Dataset items
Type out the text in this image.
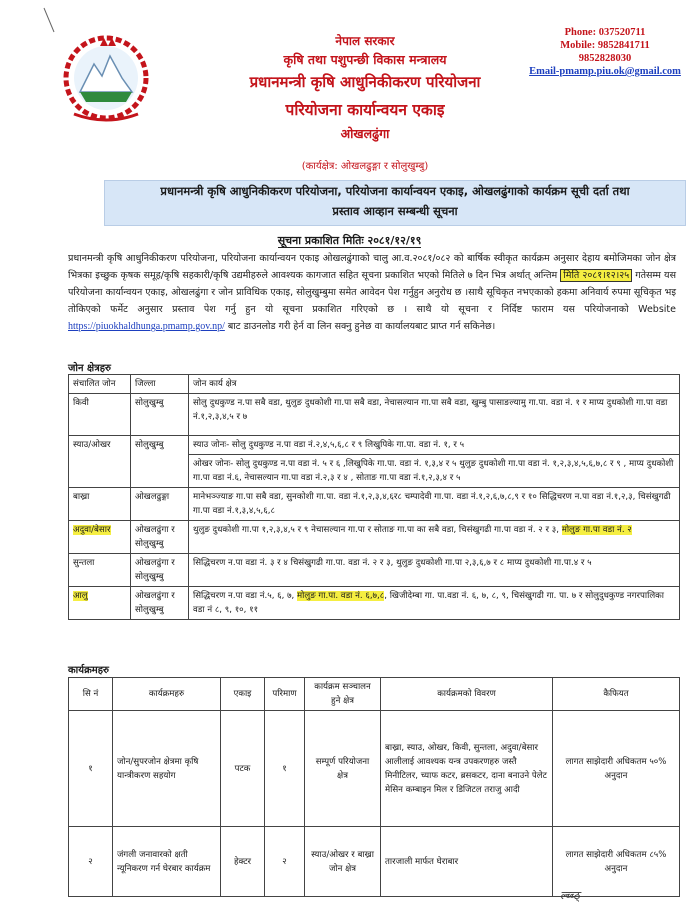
नेपाल सरकार
कृषि तथा पशुपन्छी विकास मन्त्रालय
प्रधानमन्त्री कृषि आधुनिकीकरण परियोजना
परियोजना कार्यान्वयन एकाइ
ओखलढुंगा
(कार्यक्षेत्र: ओखलढुङ्गा र सोलुखुम्बु)
Phone: 037520711
Mobile: 9852841711
9852828030
Email-pmamp.piu.ok@gmail.com
प्रधानमन्त्री कृषि आधुनिकीकरण परियोजना, परियोजना कार्यान्वयन एकाइ, ओखलढुंगाको कार्यक्रम सूची दर्ता तथा
प्रस्ताव आव्हान सम्बन्धी सूचना
सूचना प्रकाशित मितिः २०८१/१२/१९
प्रधानमन्त्री कृषि आधुनिकीकरण परियोजना, परियोजना कार्यान्वयन एकाइ ओखलढुंगाको चालु आ.व.२०८१/०८२ को बार्षिक स्वीकृत कार्यक्रम अनुसार देहाय बमोजिमका जोन क्षेत्र भित्रका इच्छुक कृषक समूह/कृषि सहकारी/कृषि उद्यमीहरुले आवश्यक कागजात सहित सूचना प्रकाशित भएको मितिले ७ दिन भित्र अर्थात् अन्तिम मिति २०८१।१२।२५ गतेसम्म यस परियोजना कार्यान्वयन एकाइ, ओखलढुंगा र जोन प्राविधिक एकाइ, सोलुखुम्बुमा समेत आवेदन पेश गर्नुहुन अनुरोध छ ।साथै सूचिकृत नभएकाको हकमा अनिवार्य रुपमा सूचिकृत भइ तोकिएको फर्मेट अनुसार प्रस्ताव पेश गर्नु हुन यो सूचना प्रकाशित गरिएको छ । साथै यो सूचना र निर्दिष्ट फाराम यस परियोजनाको Website https://piuokhaldhunga.pmamp.gov.np/ बाट डाउनलोड गरी हेर्न वा लिन सक्नु हुनेछ वा कार्यालयबाट प्राप्त गर्न सकिनेछ।
जोन क्षेत्रहरु
संचालित जोन	जिल्ला	जोन कार्य क्षेत्र
किवी	सोलुखुम्बु	सोलु दुधकुण्ड न.पा सबै वडा, थुलुङ दुधकोशी गा.पा सबै वडा, नेचासल्यान गा.पा सबै वडा, खुम्बु पासाङल्यामु गा.पा. वडा नं. १ र माप्य दुधकोशी गा.पा वडा नं.१,२,३,४,५ र ७
स्याउ/ओखर	सोलुखुम्बु	स्याउ जोनः- सोलु दुधकुण्ड न.पा वडा नं.२,४,५,६,८ र ९ लिखुपिके गा.पा. वडा नं. १, र ५
ओखर जोनः- सोलु दुधकुण्ड न.पा वडा नं. ५ र ६ ,लिखुपिके गा.पा. वडा नं. १,३,४ र ५ थुलुङ दुधकोशी गा.पा वडा नं. १,२,३,४,५,६,७,८ र ९ , माप्य दुधकोशी गा.पा वडा नं.६, नेचासल्यान गा.पा वडा नं.२,३ र ४ , सोताङ गा.पा वडा नं.१,२,३,४ र ५

बाख्रा	ओखलढुङ्गा	मानेभञ्ज्याङ गा.पा सबै वडा, सुनकोशी गा.पा. वडा नं.१,२,३,४,६र८ चम्पादेवी गा.पा. वडा नं.१,२,६,७,८,९ र १० सिद्धिचरण न.पा वडा नं.१,२,३, चिसंखुगढी गा.पा वडा नं.१,३,४,५,६,८
अदुवा/बेसार	ओखलढुंगा र सोलुखुम्बु	थुलुङ दुधकोशी गा.पा १,२,३,४,५ र ९ नेचासल्यान गा.पा र सोताङ गा.पा का सबै वडा, चिसंखुगढी गा.पा वडा नं. २ र ३, मोलुङ गा.पा वडा नं. २
सुन्तला	ओखलढुंगा र सोलुखुम्बु	सिद्धिचरण न.पा वडा नं. ३ र ४ चिसंखुगढी गा.पा. वडा नं. २ र ३, थुलुङ दुधकोशी गा.पा २,३,६,७ र ८ माप्य दुधकोशी गा.पा.४ र ५
आलु	ओखलढुंगा र सोलुखुम्बु	सिद्धिचरण न.पा वडा नं.५, ६, ७, मोलुङ गा.पा. वडा नं. ६,७,८, खिजीदेम्बा गा. पा.वडा नं. ६, ७, ८, ९, चिसंखुगढी गा. पा. ७ र सोलुदुधकुण्ड नगरपालिका वडा नं ८, ९, १०, ११
कार्यक्रमहरु
सि नं	कार्यक्रमहरु	एकाइ	परिमाण	कार्यक्रम सञ्चालन हुने क्षेत्र	कार्यक्रमको विवरण	कैफियत
१	जोन/सुपरजोन क्षेत्रमा कृषि यान्त्रीकरण सहयोग	पटक	१	सम्पूर्ण परियोजना क्षेत्र	बाख्रा, स्याउ, ओखर, किवी, सुन्तला, अदुवा/बेसार आलीलाई आवश्यक यन्त्र उपकरणहरु जस्तै मिनीटिलर, च्याफ कटर, ब्रसकटर, दाना बनाउने पेलेट मेसिन कम्बाइन मिल र डिजिटल तराजु आदी	लागत साझेदारी अधिकतम ५०% अनुदान
२	जंगली जनावारको क्षती न्यूनिकरण गर्न घेरबार कार्यक्रम	हेक्टर	२	स्याउ/ओखर र बाख्रा जोन क्षेत्र	तारजाली मार्फत घेराबार	लागत साझेदारी अधिकतम ८५% अनुदान
ल्ब्ब्ठ्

## PROBLEM TO SOLVE:
Which lines of the material contain the string "pmamp"? List each of them.

## RESULT FOR THIS EXERCISE:
Email-pmamp.piu.ok@gmail.com
प्रधानमन्त्री कृषि आधुनिकीकरण परियोजना, परियोजना कार्यान्वयन एकाइ ओखलढुंगाको चालु आ.व.२०८१/०८२ को बार्षिक स्वीकृत कार्यक्रम अनुसार देहाय बमोजिमका जोन क्षेत्र भित्रका इच्छुक कृषक समूह/कृषि सहकारी/कृषि उद्यमीहरुले आवश्यक कागजात सहित सूचना प्रकाशित भएको मितिले ७ दिन भित्र अर्थात् अन्तिम मिति २०८१।१२।२५ गतेसम्म यस परियोजना कार्यान्वयन एकाइ, ओखलढुंगा र जोन प्राविधिक एकाइ, सोलुखुम्बुमा समेत आवेदन पेश गर्नुहुन अनुरोध छ ।साथै सूचिकृत नभएकाको हकमा अनिवार्य रुपमा सूचिकृत भइ तोकिएको फर्मेट अनुसार प्रस्ताव पेश गर्नु हुन यो सूचना प्रकाशित गरिएको छ । साथै यो सूचना र निर्दिष्ट फाराम यस परियोजनाको Website https://piuokhaldhunga.pmamp.gov.np/ बाट डाउनलोड गरी हेर्न वा लिन सक्नु हुनेछ वा कार्यालयबाट प्राप्त गर्न सकिनेछ।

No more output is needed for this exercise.